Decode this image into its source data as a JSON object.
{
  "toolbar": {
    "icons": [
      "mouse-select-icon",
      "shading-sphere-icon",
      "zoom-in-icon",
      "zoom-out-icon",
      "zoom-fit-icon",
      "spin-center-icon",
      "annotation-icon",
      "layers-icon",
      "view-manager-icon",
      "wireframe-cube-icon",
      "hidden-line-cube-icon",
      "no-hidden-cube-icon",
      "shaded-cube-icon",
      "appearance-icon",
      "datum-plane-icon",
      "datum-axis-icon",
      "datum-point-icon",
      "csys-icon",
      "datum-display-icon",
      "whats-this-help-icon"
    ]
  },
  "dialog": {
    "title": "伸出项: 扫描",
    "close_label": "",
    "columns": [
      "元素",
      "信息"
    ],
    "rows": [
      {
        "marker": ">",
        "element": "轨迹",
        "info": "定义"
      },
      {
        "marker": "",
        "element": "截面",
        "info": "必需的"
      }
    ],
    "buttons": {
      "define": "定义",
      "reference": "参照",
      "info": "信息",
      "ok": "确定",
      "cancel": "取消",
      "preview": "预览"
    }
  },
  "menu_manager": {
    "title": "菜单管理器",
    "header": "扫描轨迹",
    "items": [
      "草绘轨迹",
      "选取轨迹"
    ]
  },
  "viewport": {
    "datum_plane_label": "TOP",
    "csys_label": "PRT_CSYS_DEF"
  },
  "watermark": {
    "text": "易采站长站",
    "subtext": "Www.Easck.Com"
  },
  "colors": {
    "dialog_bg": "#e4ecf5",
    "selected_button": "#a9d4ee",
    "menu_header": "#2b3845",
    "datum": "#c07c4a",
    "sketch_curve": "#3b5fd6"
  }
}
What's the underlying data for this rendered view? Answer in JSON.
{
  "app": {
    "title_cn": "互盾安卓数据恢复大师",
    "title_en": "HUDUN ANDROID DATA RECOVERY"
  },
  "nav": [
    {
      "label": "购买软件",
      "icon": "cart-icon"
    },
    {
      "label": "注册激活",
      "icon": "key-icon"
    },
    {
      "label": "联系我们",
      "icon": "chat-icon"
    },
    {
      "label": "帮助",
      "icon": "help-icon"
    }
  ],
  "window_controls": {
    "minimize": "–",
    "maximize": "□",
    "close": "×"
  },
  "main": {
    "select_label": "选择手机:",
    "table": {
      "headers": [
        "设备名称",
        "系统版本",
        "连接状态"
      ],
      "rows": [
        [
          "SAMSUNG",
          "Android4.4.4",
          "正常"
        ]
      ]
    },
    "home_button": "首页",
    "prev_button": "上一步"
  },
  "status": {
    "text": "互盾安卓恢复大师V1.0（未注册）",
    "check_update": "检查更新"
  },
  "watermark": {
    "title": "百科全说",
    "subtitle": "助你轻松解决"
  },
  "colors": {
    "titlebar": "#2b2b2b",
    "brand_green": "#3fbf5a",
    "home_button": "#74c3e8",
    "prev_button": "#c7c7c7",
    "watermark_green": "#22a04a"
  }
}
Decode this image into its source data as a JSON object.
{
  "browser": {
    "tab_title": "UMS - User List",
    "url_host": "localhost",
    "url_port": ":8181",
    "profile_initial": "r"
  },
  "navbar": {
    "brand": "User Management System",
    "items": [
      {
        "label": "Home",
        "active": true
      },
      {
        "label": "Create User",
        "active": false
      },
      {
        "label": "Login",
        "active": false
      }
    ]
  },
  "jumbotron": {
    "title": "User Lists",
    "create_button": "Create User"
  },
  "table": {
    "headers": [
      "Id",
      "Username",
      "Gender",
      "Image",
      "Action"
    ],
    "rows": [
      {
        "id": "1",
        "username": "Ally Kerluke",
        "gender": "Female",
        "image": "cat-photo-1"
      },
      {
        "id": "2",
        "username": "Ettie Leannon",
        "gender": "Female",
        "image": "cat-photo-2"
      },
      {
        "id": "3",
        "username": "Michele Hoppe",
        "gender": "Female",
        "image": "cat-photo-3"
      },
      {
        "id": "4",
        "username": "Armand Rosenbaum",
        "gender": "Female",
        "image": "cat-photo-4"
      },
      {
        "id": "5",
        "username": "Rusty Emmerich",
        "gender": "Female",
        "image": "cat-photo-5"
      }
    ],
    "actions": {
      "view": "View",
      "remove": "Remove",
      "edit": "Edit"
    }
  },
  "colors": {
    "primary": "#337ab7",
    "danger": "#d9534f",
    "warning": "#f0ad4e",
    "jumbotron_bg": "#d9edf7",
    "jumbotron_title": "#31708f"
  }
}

- - - - -

The records above should be restated word for word, please.

Complete output →
Decode this image into its source data as a JSON object.
{
  "toolbar": {
    "icons": [
      "mouse-select-icon",
      "shading-sphere-icon",
      "zoom-in-icon",
      "zoom-out-icon",
      "zoom-fit-icon",
      "spin-center-icon",
      "annotation-icon",
      "layers-icon",
      "view-manager-icon",
      "wireframe-cube-icon",
      "hidden-line-cube-icon",
      "no-hidden-cube-icon",
      "shaded-cube-icon",
      "appearance-icon",
      "datum-plane-icon",
      "datum-axis-icon",
      "datum-point-icon",
      "csys-icon",
      "datum-display-icon",
      "whats-this-help-icon"
    ]
  },
  "dialog": {
    "title": "伸出项: 扫描",
    "close_label": "",
    "columns": [
      "元素",
      "信息"
    ],
    "rows": [
      {
        "marker": ">",
        "element": "轨迹",
        "info": "定义"
      },
      {
        "marker": "",
        "element": "截面",
        "info": "必需的"
      }
    ],
    "buttons": {
      "define": "定义",
      "reference": "参照",
      "info": "信息",
      "ok": "确定",
      "cancel": "取消",
      "preview": "预览"
    }
  },
  "menu_manager": {
    "title": "菜单管理器",
    "header": "扫描轨迹",
    "items": [
      "草绘轨迹",
      "选取轨迹"
    ]
  },
  "viewport": {
    "datum_plane_label": "TOP",
    "csys_label": "PRT_CSYS_DEF"
  },
  "watermark": {
    "text": "易采站长站",
    "subtext": "Www.Easck.Com"
  },
  "colors": {
    "dialog_bg": "#e4ecf5",
    "selected_button": "#a9d4ee",
    "menu_header": "#2b3845",
    "datum": "#c07c4a",
    "sketch_curve": "#3b5fd6"
  }
}
What's the underlying data for this rendered view? Answer in JSON.
{
  "app": {
    "title_cn": "互盾安卓数据恢复大师",
    "title_en": "HUDUN ANDROID DATA RECOVERY"
  },
  "nav": [
    {
      "label": "购买软件",
      "icon": "cart-icon"
    },
    {
      "label": "注册激活",
      "icon": "key-icon"
    },
    {
      "label": "联系我们",
      "icon": "chat-icon"
    },
    {
      "label": "帮助",
      "icon": "help-icon"
    }
  ],
  "window_controls": {
    "minimize": "–",
    "maximize": "□",
    "close": "×"
  },
  "main": {
    "select_label": "选择手机:",
    "table": {
      "headers": [
        "设备名称",
        "系统版本",
        "连接状态"
      ],
      "rows": [
        [
          "SAMSUNG",
          "Android4.4.4",
          "正常"
        ]
      ]
    },
    "home_button": "首页",
    "prev_button": "上一步"
  },
  "status": {
    "text": "互盾安卓恢复大师V1.0（未注册）",
    "check_update": "检查更新"
  },
  "watermark": {
    "title": "百科全说",
    "subtitle": "助你轻松解决"
  },
  "colors": {
    "titlebar": "#2b2b2b",
    "brand_green": "#3fbf5a",
    "home_button": "#74c3e8",
    "prev_button": "#c7c7c7",
    "watermark_green": "#22a04a"
  }
}
Decode this image into its source data as a JSON object.
{
  "browser": {
    "tab_title": "UMS - User List",
    "url_host": "localhost",
    "url_port": ":8181",
    "profile_initial": "r"
  },
  "navbar": {
    "brand": "User Management System",
    "items": [
      {
        "label": "Home",
        "active": true
      },
      {
        "label": "Create User",
        "active": false
      },
      {
        "label": "Login",
        "active": false
      }
    ]
  },
  "jumbotron": {
    "title": "User Lists",
    "create_button": "Create User"
  },
  "table": {
    "headers": [
      "Id",
      "Username",
      "Gender",
      "Image",
      "Action"
    ],
    "rows": [
      {
        "id": "1",
        "username": "Ally Kerluke",
        "gender": "Female",
        "image": "cat-photo-1"
      },
      {
        "id": "2",
        "username": "Ettie Leannon",
        "gender": "Female",
        "image": "cat-photo-2"
      },
      {
        "id": "3",
        "username": "Michele Hoppe",
        "gender": "Female",
        "image": "cat-photo-3"
      },
      {
        "id": "4",
        "username": "Armand Rosenbaum",
        "gender": "Female",
        "image": "cat-photo-4"
      },
      {
        "id": "5",
        "username": "Rusty Emmerich",
        "gender": "Female",
        "image": "cat-photo-5"
      }
    ],
    "actions": {
      "view": "View",
      "remove": "Remove",
      "edit": "Edit"
    }
  },
  "colors": {
    "primary": "#337ab7",
    "danger": "#d9534f",
    "warning": "#f0ad4e",
    "jumbotron_bg": "#d9edf7",
    "jumbotron_title": "#31708f"
  }
}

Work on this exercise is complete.